**CHALLENGE:** Print the entries in full, word for word, but not the pictures.

**ITEMS:**
=-=-=-=-=

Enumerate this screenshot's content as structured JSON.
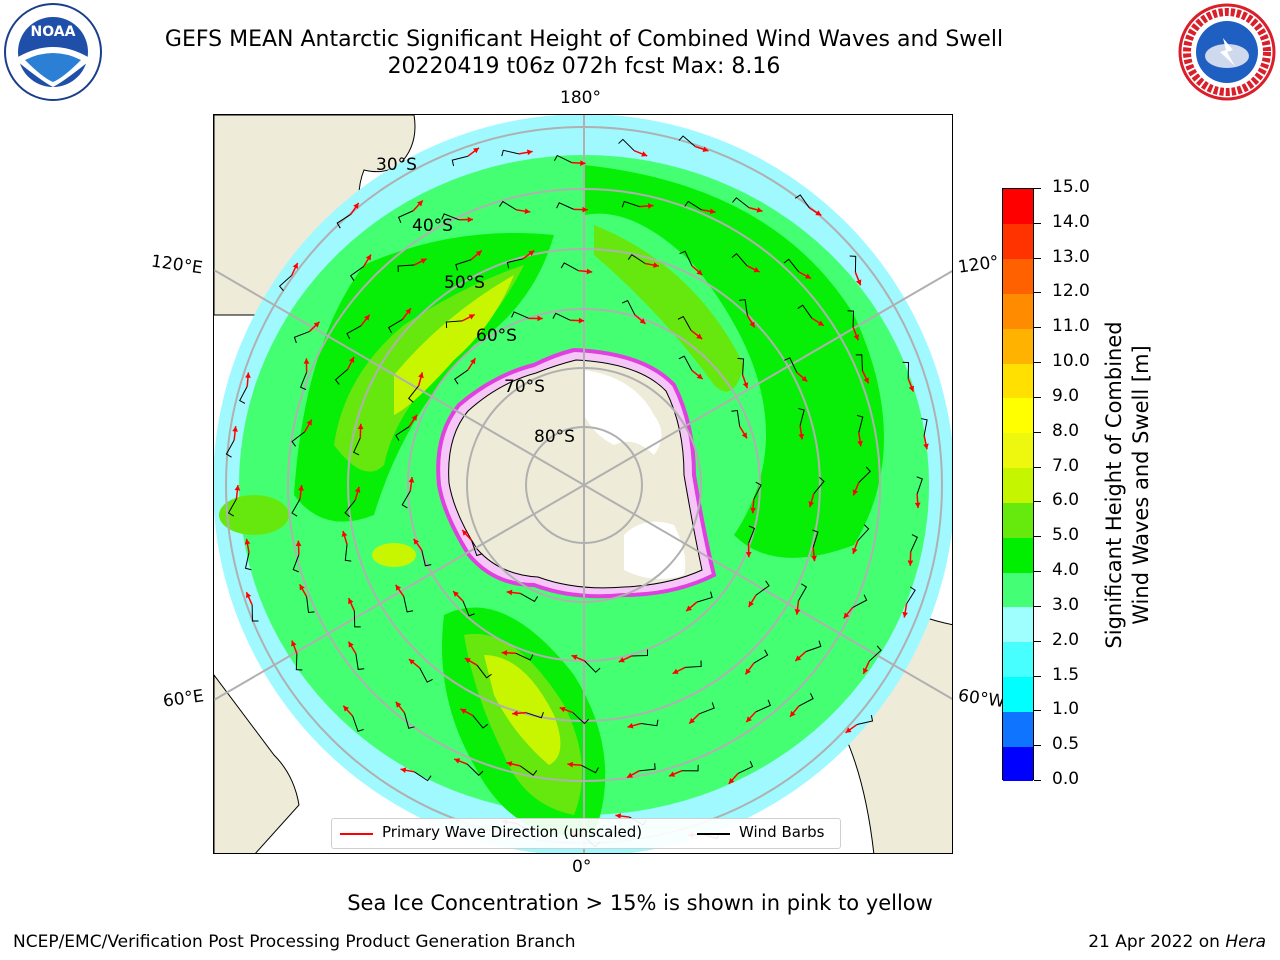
{
  "header": {
    "title_line1": "GEFS MEAN Antarctic Significant Height of Combined Wind Waves and Swell",
    "title_line2": "20220419 t06z 072h fcst   Max: 8.16"
  },
  "map": {
    "longitude_labels": [
      "180°",
      "120°E",
      "120°",
      "60°E",
      "60°W",
      "0°"
    ],
    "latitude_labels": [
      "30°S",
      "40°S",
      "50°S",
      "60°S",
      "70°S",
      "80°S"
    ],
    "land_color": "#efebd9",
    "ocean_field_colors": [
      "#9ff9ff",
      "#44ff71",
      "#07ef07",
      "#66e80f",
      "#c8f500",
      "#eef70d"
    ]
  },
  "colorbar": {
    "label": "Significant Height of Combined\nWind Waves and Swell [m]",
    "ticks": [
      "0.0",
      "0.5",
      "1.0",
      "1.5",
      "2.0",
      "3.0",
      "4.0",
      "5.0",
      "6.0",
      "7.0",
      "8.0",
      "9.0",
      "10.0",
      "11.0",
      "12.0",
      "13.0",
      "14.0",
      "15.0"
    ],
    "colors": [
      "#0000ff",
      "#0f74ff",
      "#00ffff",
      "#48ffff",
      "#9ffffe",
      "#44ff76",
      "#00ef00",
      "#66ea0d",
      "#c6f500",
      "#eef70e",
      "#ffff00",
      "#ffe000",
      "#ffb300",
      "#ff8b00",
      "#ff6000",
      "#ff3300",
      "#ff0000"
    ]
  },
  "legend": {
    "items": [
      {
        "label": "Primary Wave Direction (unscaled)",
        "color": "#ff0000"
      },
      {
        "label": "Wind Barbs",
        "color": "#000000"
      }
    ]
  },
  "footer": {
    "note": "Sea Ice Concentration > 15% is shown in pink to yellow",
    "credit_left": "NCEP/EMC/Verification Post Processing Product Generation Branch",
    "credit_right_date": "21 Apr 2022 on ",
    "credit_right_host": "Hera"
  }
}
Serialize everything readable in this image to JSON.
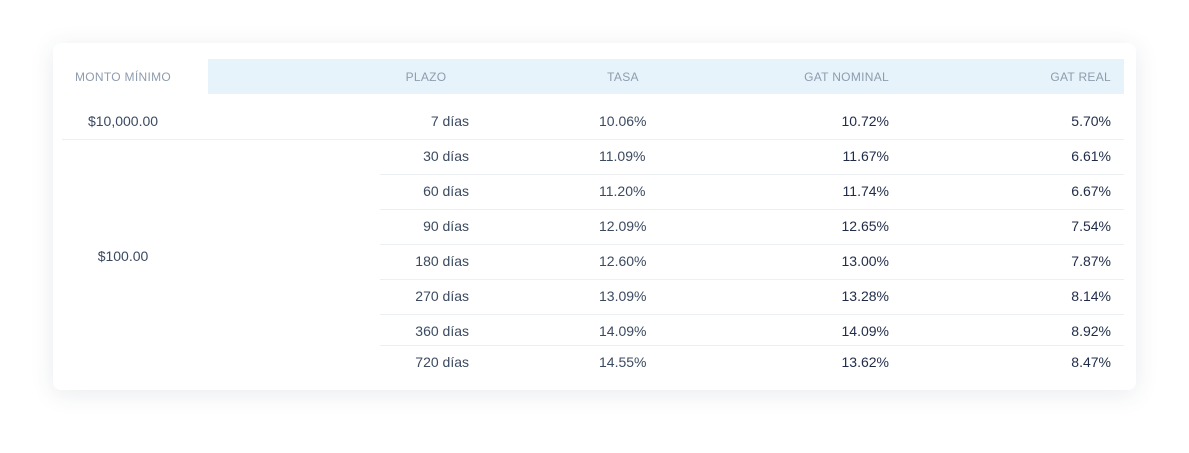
{
  "table": {
    "headers": [
      "MONTO MÍNIMO",
      "PLAZO",
      "TASA",
      "GAT NOMINAL",
      "GAT REAL"
    ],
    "groups": [
      {
        "monto": "$10,000.00",
        "rows": [
          [
            "7 días",
            "10.06%",
            "10.72%",
            "5.70%"
          ]
        ]
      },
      {
        "monto": "$100.00",
        "rows": [
          [
            "30 días",
            "11.09%",
            "11.67%",
            "6.61%"
          ],
          [
            "60 días",
            "11.20%",
            "11.74%",
            "6.67%"
          ],
          [
            "90 días",
            "12.09%",
            "12.65%",
            "7.54%"
          ],
          [
            "180 días",
            "12.60%",
            "13.00%",
            "7.87%"
          ],
          [
            "270 días",
            "13.09%",
            "13.28%",
            "8.14%"
          ],
          [
            "360 días",
            "14.09%",
            "14.09%",
            "8.92%"
          ],
          [
            "720 días",
            "14.55%",
            "13.62%",
            "8.47%"
          ]
        ]
      }
    ]
  }
}
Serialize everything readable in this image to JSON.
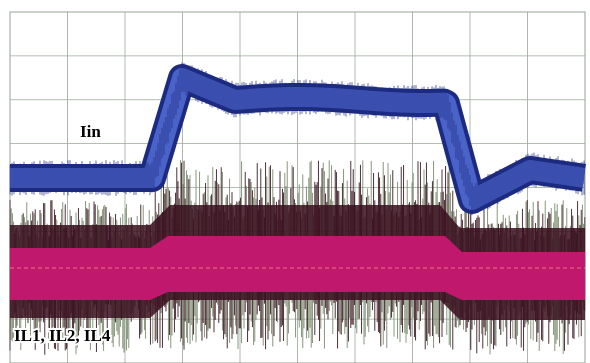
{
  "labels": {
    "input_current": "Iin",
    "inductor_currents": "IL1, IL2, IL4"
  }
}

=-=-=-=-=

**PROBLEM SOLUTION:**
Enumerate this screenshot's content as structured JSON.
{
  "header": {
    "title_line1": "GEFS MEAN Antarctic Significant Height of Combined Wind Waves and Swell",
    "title_line2": "20220419 t06z 072h fcst   Max: 8.16"
  },
  "map": {
    "longitude_labels": [
      "180°",
      "120°E",
      "120°",
      "60°E",
      "60°W",
      "0°"
    ],
    "latitude_labels": [
      "30°S",
      "40°S",
      "50°S",
      "60°S",
      "70°S",
      "80°S"
    ],
    "land_color": "#efebd9",
    "ocean_field_colors": [
      "#9ff9ff",
      "#44ff71",
      "#07ef07",
      "#66e80f",
      "#c8f500",
      "#eef70d"
    ]
  },
  "colorbar": {
    "label": "Significant Height of Combined\nWind Waves and Swell [m]",
    "ticks": [
      "0.0",
      "0.5",
      "1.0",
      "1.5",
      "2.0",
      "3.0",
      "4.0",
      "5.0",
      "6.0",
      "7.0",
      "8.0",
      "9.0",
      "10.0",
      "11.0",
      "12.0",
      "13.0",
      "14.0",
      "15.0"
    ],
    "colors": [
      "#0000ff",
      "#0f74ff",
      "#00ffff",
      "#48ffff",
      "#9ffffe",
      "#44ff76",
      "#00ef00",
      "#66ea0d",
      "#c6f500",
      "#eef70e",
      "#ffff00",
      "#ffe000",
      "#ffb300",
      "#ff8b00",
      "#ff6000",
      "#ff3300",
      "#ff0000"
    ]
  },
  "legend": {
    "items": [
      {
        "label": "Primary Wave Direction (unscaled)",
        "color": "#ff0000"
      },
      {
        "label": "Wind Barbs",
        "color": "#000000"
      }
    ]
  },
  "footer": {
    "note": "Sea Ice Concentration > 15% is shown in pink to yellow",
    "credit_left": "NCEP/EMC/Verification Post Processing Product Generation Branch",
    "credit_right_date": "21 Apr 2022 on ",
    "credit_right_host": "Hera"
  }
}
Serialize everything readable in this image to JSON.
{
  "table": {
    "headers": [
      "MONTO MÍNIMO",
      "PLAZO",
      "TASA",
      "GAT NOMINAL",
      "GAT REAL"
    ],
    "groups": [
      {
        "monto": "$10,000.00",
        "rows": [
          [
            "7 días",
            "10.06%",
            "10.72%",
            "5.70%"
          ]
        ]
      },
      {
        "monto": "$100.00",
        "rows": [
          [
            "30 días",
            "11.09%",
            "11.67%",
            "6.61%"
          ],
          [
            "60 días",
            "11.20%",
            "11.74%",
            "6.67%"
          ],
          [
            "90 días",
            "12.09%",
            "12.65%",
            "7.54%"
          ],
          [
            "180 días",
            "12.60%",
            "13.00%",
            "7.87%"
          ],
          [
            "270 días",
            "13.09%",
            "13.28%",
            "8.14%"
          ],
          [
            "360 días",
            "14.09%",
            "14.09%",
            "8.92%"
          ],
          [
            "720 días",
            "14.55%",
            "13.62%",
            "8.47%"
          ]
        ]
      }
    ]
  }
}
Serialize everything readable in this image to JSON.
{
  "labels": {
    "input_current": "Iin",
    "inductor_currents": "IL1, IL2, IL4"
  }
}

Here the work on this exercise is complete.